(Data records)
____

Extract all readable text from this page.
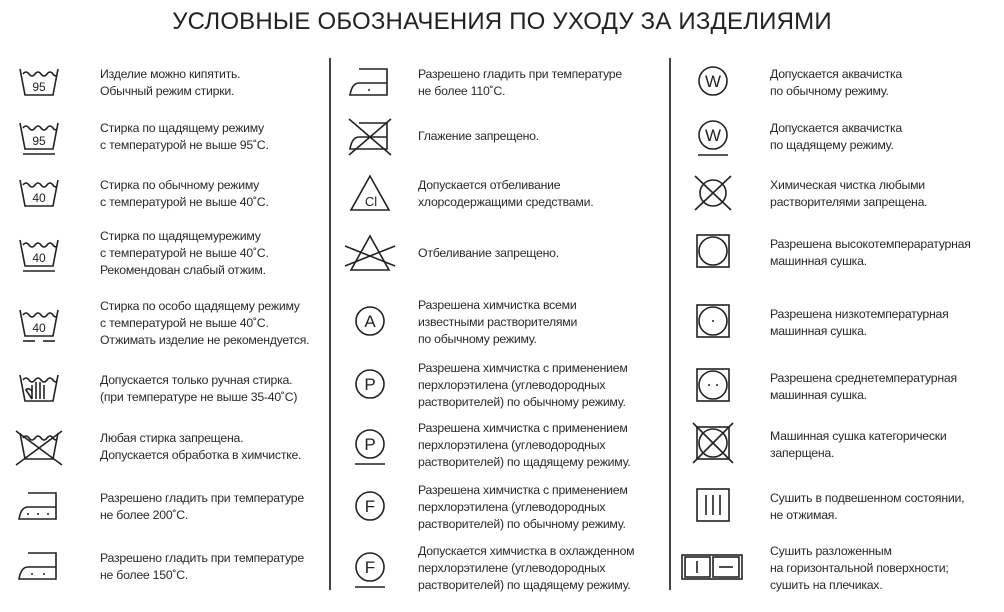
УСЛОВНЫЕ ОБОЗНАЧЕНИЯ ПО УХОДУ ЗА ИЗДЕЛИЯМИ
95
Изделие можно кипятить.
Обычный режим стирки.
95
Стирка по щадящему режиму
с температурой не выше 95˚С.
40
Стирка по обычному режиму
с температурой не выше 40˚С.
40
Стирка по щадящемурежиму
с температурой не выше 40˚С.
Рекомендован слабый отжим.
40
Стирка по особо щадящему режиму
с температурой не выше 40˚С.
Отжимать изделие не рекомендуется.
Допускается только ручная стирка.
(при температуре не выше 35-40˚С)
Любая стирка запрещена.
Допускается обработка в химчистке.
Разрешено гладить при температуре
не более 200˚С.
Разрешено гладить при температуре
не более 150˚С.
Разрешено гладить при температуре
не более 110˚С.
Глажение запрещено.
Cl
Допускается отбеливание
хлорсодержащими средствами.
Отбеливание запрещено.
A
Разрешена химчистка всеми
известными растворителями
по обычному режиму.
P
Разрешена химчистка с применением
перхлорэтилена (углеводородных
растворителей) по обычному режиму.
P
Разрешена химчистка с применением
перхлорэтилена (углеводородных
растворителей) по щадящему режиму.
F
Разрешена химчистка с применением
перхлорэтилена (углеводородных
растворителей) по обычному режиму.
F
Допускается химчистка в охлажденном
перхлорэтилене (углеводородных
растворителей) по щадящему режиму.
W	Допускается аквачистка
по обычному режиму.
W	Допускается аквачистка
по щадящему режиму.
Химическая чистка любыми
растворителями запрещена.
Разрешена высокотемперaратурная
машинная сушка.
Разрешена низкотемпературная
машинная сушка.
Разрешена среднетемпературная
машинная сушка.
Машинная сушка категорически
заперщена.
Сушить в подвешенном состоянии,
не отжимая.
Сушить разложенным
на горизонтальной поверхности;
сушить на плечиках.
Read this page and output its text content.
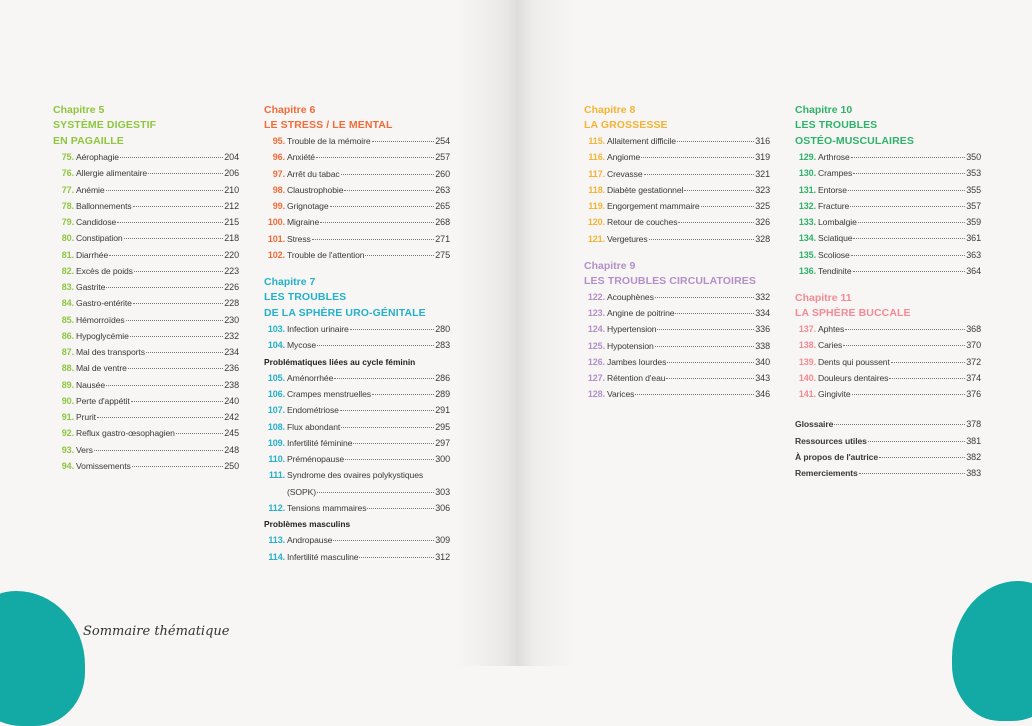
Sommaire thématique
Chapitre 5
SYSTÈME DIGESTIF
EN PAGAILLE
75. Aérophagie	204
76. Allergie alimentaire	206
77. Anémie	210
78. Ballonnements	212
79. Candidose	215
80. Constipation	218
81. Diarrhée	220
82. Excès de poids	223
83. Gastrite	226
84. Gastro-entérite	228
85. Hémorroïdes	230
86. Hypoglycémie	232
87. Mal des transports	234
88. Mal de ventre	236
89. Nausée	238
90. Perte d'appétit	240
91. Prurit	242
92. Reflux gastro-œsophagien	245
93. Vers	248
94. Vomissements	250
Chapitre 6
LE STRESS / LE MENTAL
95. Trouble de la mémoire	254
96. Anxiété	257
97. Arrêt du tabac	260
98. Claustrophobie	263
99. Grignotage	265
100. Migraine	268
101. Stress	271
102. Trouble de l'attention	275
Chapitre 7
LES TROUBLES
DE LA SPHÈRE URO-GÉNITALE
103. Infection urinaire	280
104. Mycose	283
Problématiques liées au cycle féminin
105. Aménorrhée	286
106. Crampes menstruelles	289
107. Endométriose	291
108. Flux abondant	295
109. Infertilité féminine	297
110. Préménopause	300
111. Syndrome des ovaires polykystiques
(SOPK)	303
112. Tensions mammaires	306
Problèmes masculins
113. Andropause	309
114. Infertilité masculine	312
Chapitre 8
LA GROSSESSE
115. Allaitement difficile	316
116. Angiome	319
117. Crevasse	321
118. Diabète gestationnel	323
119. Engorgement mammaire	325
120. Retour de couches	326
121. Vergetures	328
Chapitre 9
LES TROUBLES CIRCULATOIRES
122. Acouphènes	332
123. Angine de poitrine	334
124. Hypertension	336
125. Hypotension	338
126. Jambes lourdes	340
127. Rétention d'eau	343
128. Varices	346
Chapitre 10
LES TROUBLES
OSTÉO-MUSCULAIRES
129. Arthrose	350
130. Crampes	353
131. Entorse	355
132. Fracture	357
133. Lombalgie	359
134. Sciatique	361
135. Scoliose	363
136. Tendinite	364
Chapitre 11
LA SPHÈRE BUCCALE
137. Aphtes	368
138. Caries	370
139. Dents qui poussent	372
140. Douleurs dentaires	374
141. Gingivite	376
Glossaire	378
Ressources utiles	381
À propos de l'autrice	382
Remerciements	383
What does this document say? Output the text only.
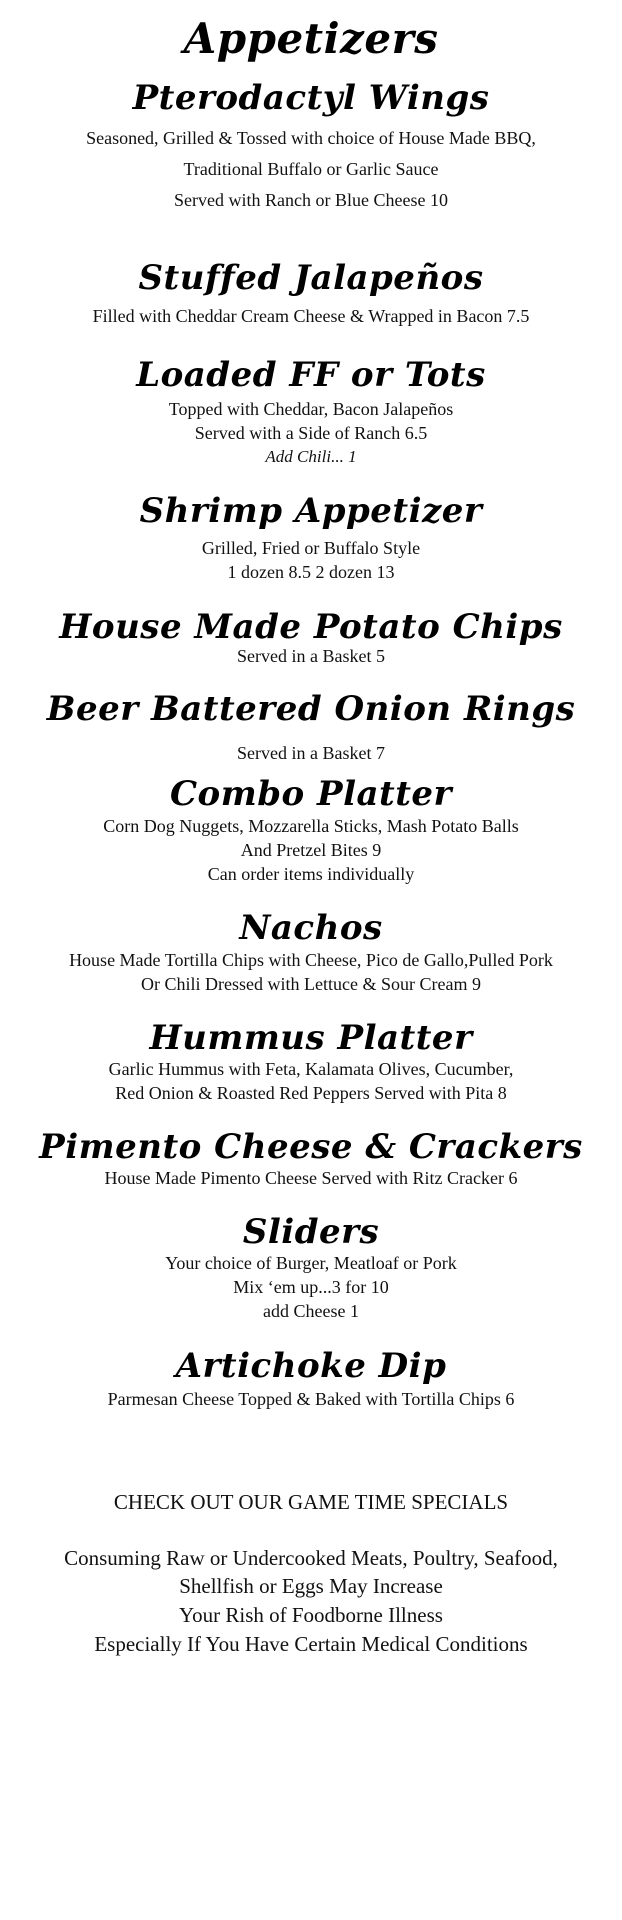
Appetizers
Pterodactyl Wings
Seasoned, Grilled & Tossed with choice of House Made BBQ,
Traditional Buffalo or Garlic Sauce
Served with Ranch or Blue Cheese 10
Stuffed Jalapeños
Filled with Cheddar Cream Cheese & Wrapped in Bacon 7.5
Loaded FF or Tots
Topped with Cheddar, Bacon Jalapeños
Served with a Side of Ranch 6.5
Add Chili... 1
Shrimp Appetizer
Grilled, Fried or Buffalo Style
1 dozen 8.5 2 dozen 13
House Made Potato Chips
Served in a Basket 5
Beer Battered Onion Rings
Served in a Basket 7
Combo Platter
Corn Dog Nuggets, Mozzarella Sticks, Mash Potato Balls
And Pretzel Bites 9
Can order items individually
Nachos
House Made Tortilla Chips with Cheese, Pico de Gallo,Pulled Pork
Or Chili Dressed with Lettuce & Sour Cream 9
Hummus Platter
Garlic Hummus with Feta, Kalamata Olives, Cucumber,
Red Onion & Roasted Red Peppers Served with Pita 8
Pimento Cheese & Crackers
House Made Pimento Cheese Served with Ritz Cracker 6
Sliders
Your choice of Burger, Meatloaf or Pork
Mix ‘em up...3 for 10
add Cheese 1
Artichoke Dip
Parmesan Cheese Topped & Baked with Tortilla Chips 6
CHECK OUT OUR GAME TIME SPECIALS
Consuming Raw or Undercooked Meats, Poultry, Seafood,
Shellfish or Eggs May Increase
Your Rish of Foodborne Illness
Especially If You Have Certain Medical Conditions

____

◆ **Required work**
Copy all of the entries verbatim, leaving out any pictures they contain.

◆ **Correct result**
Extract all readable text from this page.
УСЛОВНЫЕ ОБОЗНАЧЕНИЯ ПО УХОДУ ЗА ИЗДЕЛИЯМИ
95
Изделие можно кипятить.
Обычный режим стирки.
95
Стирка по щадящему режиму
с температурой не выше 95˚С.
40
Стирка по обычному режиму
с температурой не выше 40˚С.
40
Стирка по щадящемурежиму
с температурой не выше 40˚С.
Рекомендован слабый отжим.
40
Стирка по особо щадящему режиму
с температурой не выше 40˚С.
Отжимать изделие не рекомендуется.
Допускается только ручная стирка.
(при температуре не выше 35-40˚С)
Любая стирка запрещена.
Допускается обработка в химчистке.
Разрешено гладить при температуре
не более 200˚С.
Разрешено гладить при температуре
не более 150˚С.
Разрешено гладить при температуре
не более 110˚С.
Глажение запрещено.
Cl
Допускается отбеливание
хлорсодержащими средствами.
Отбеливание запрещено.
A
Разрешена химчистка всеми
известными растворителями
по обычному режиму.
P
Разрешена химчистка с применением
перхлорэтилена (углеводородных
растворителей) по обычному режиму.
P
Разрешена химчистка с применением
перхлорэтилена (углеводородных
растворителей) по щадящему режиму.
F
Разрешена химчистка с применением
перхлорэтилена (углеводородных
растворителей) по обычному режиму.
F
Допускается химчистка в охлажденном
перхлорэтилене (углеводородных
растворителей) по щадящему режиму.
W	Допускается аквачистка
по обычному режиму.
W	Допускается аквачистка
по щадящему режиму.
Химическая чистка любыми
растворителями запрещена.
Разрешена высокотемперaратурная
машинная сушка.
Разрешена низкотемпературная
машинная сушка.
Разрешена среднетемпературная
машинная сушка.
Машинная сушка категорически
заперщена.
Сушить в подвешенном состоянии,
не отжимая.
Сушить разложенным
на горизонтальной поверхности;
сушить на плечиках.
Read this page and output its text content.
Sommaire thématique
Chapitre 5
SYSTÈME DIGESTIF
EN PAGAILLE
75. Aérophagie	204
76. Allergie alimentaire	206
77. Anémie	210
78. Ballonnements	212
79. Candidose	215
80. Constipation	218
81. Diarrhée	220
82. Excès de poids	223
83. Gastrite	226
84. Gastro-entérite	228
85. Hémorroïdes	230
86. Hypoglycémie	232
87. Mal des transports	234
88. Mal de ventre	236
89. Nausée	238
90. Perte d'appétit	240
91. Prurit	242
92. Reflux gastro-œsophagien	245
93. Vers	248
94. Vomissements	250
Chapitre 6
LE STRESS / LE MENTAL
95. Trouble de la mémoire	254
96. Anxiété	257
97. Arrêt du tabac	260
98. Claustrophobie	263
99. Grignotage	265
100. Migraine	268
101. Stress	271
102. Trouble de l'attention	275
Chapitre 7
LES TROUBLES
DE LA SPHÈRE URO-GÉNITALE
103. Infection urinaire	280
104. Mycose	283
Problématiques liées au cycle féminin
105. Aménorrhée	286
106. Crampes menstruelles	289
107. Endométriose	291
108. Flux abondant	295
109. Infertilité féminine	297
110. Préménopause	300
111. Syndrome des ovaires polykystiques
(SOPK)	303
112. Tensions mammaires	306
Problèmes masculins
113. Andropause	309
114. Infertilité masculine	312
Chapitre 8
LA GROSSESSE
115. Allaitement difficile	316
116. Angiome	319
117. Crevasse	321
118. Diabète gestationnel	323
119. Engorgement mammaire	325
120. Retour de couches	326
121. Vergetures	328
Chapitre 9
LES TROUBLES CIRCULATOIRES
122. Acouphènes	332
123. Angine de poitrine	334
124. Hypertension	336
125. Hypotension	338
126. Jambes lourdes	340
127. Rétention d'eau	343
128. Varices	346
Chapitre 10
LES TROUBLES
OSTÉO-MUSCULAIRES
129. Arthrose	350
130. Crampes	353
131. Entorse	355
132. Fracture	357
133. Lombalgie	359
134. Sciatique	361
135. Scoliose	363
136. Tendinite	364
Chapitre 11
LA SPHÈRE BUCCALE
137. Aphtes	368
138. Caries	370
139. Dents qui poussent	372
140. Douleurs dentaires	374
141. Gingivite	376
Glossaire	378
Ressources utiles	381
À propos de l'autrice	382
Remerciements	383
What does this document say? Output the text only.
Appetizers
Pterodactyl Wings
Seasoned, Grilled & Tossed with choice of House Made BBQ,
Traditional Buffalo or Garlic Sauce
Served with Ranch or Blue Cheese 10
Stuffed Jalapeños
Filled with Cheddar Cream Cheese & Wrapped in Bacon 7.5
Loaded FF or Tots
Topped with Cheddar, Bacon Jalapeños
Served with a Side of Ranch 6.5
Add Chili... 1
Shrimp Appetizer
Grilled, Fried or Buffalo Style
1 dozen 8.5 2 dozen 13
House Made Potato Chips
Served in a Basket 5
Beer Battered Onion Rings
Served in a Basket 7
Combo Platter
Corn Dog Nuggets, Mozzarella Sticks, Mash Potato Balls
And Pretzel Bites 9
Can order items individually
Nachos
House Made Tortilla Chips with Cheese, Pico de Gallo,Pulled Pork
Or Chili Dressed with Lettuce & Sour Cream 9
Hummus Platter
Garlic Hummus with Feta, Kalamata Olives, Cucumber,
Red Onion & Roasted Red Peppers Served with Pita 8
Pimento Cheese & Crackers
House Made Pimento Cheese Served with Ritz Cracker 6
Sliders
Your choice of Burger, Meatloaf or Pork
Mix ‘em up...3 for 10
add Cheese 1
Artichoke Dip
Parmesan Cheese Topped & Baked with Tortilla Chips 6
CHECK OUT OUR GAME TIME SPECIALS
Consuming Raw or Undercooked Meats, Poultry, Seafood,
Shellfish or Eggs May Increase
Your Rish of Foodborne Illness
Especially If You Have Certain Medical Conditions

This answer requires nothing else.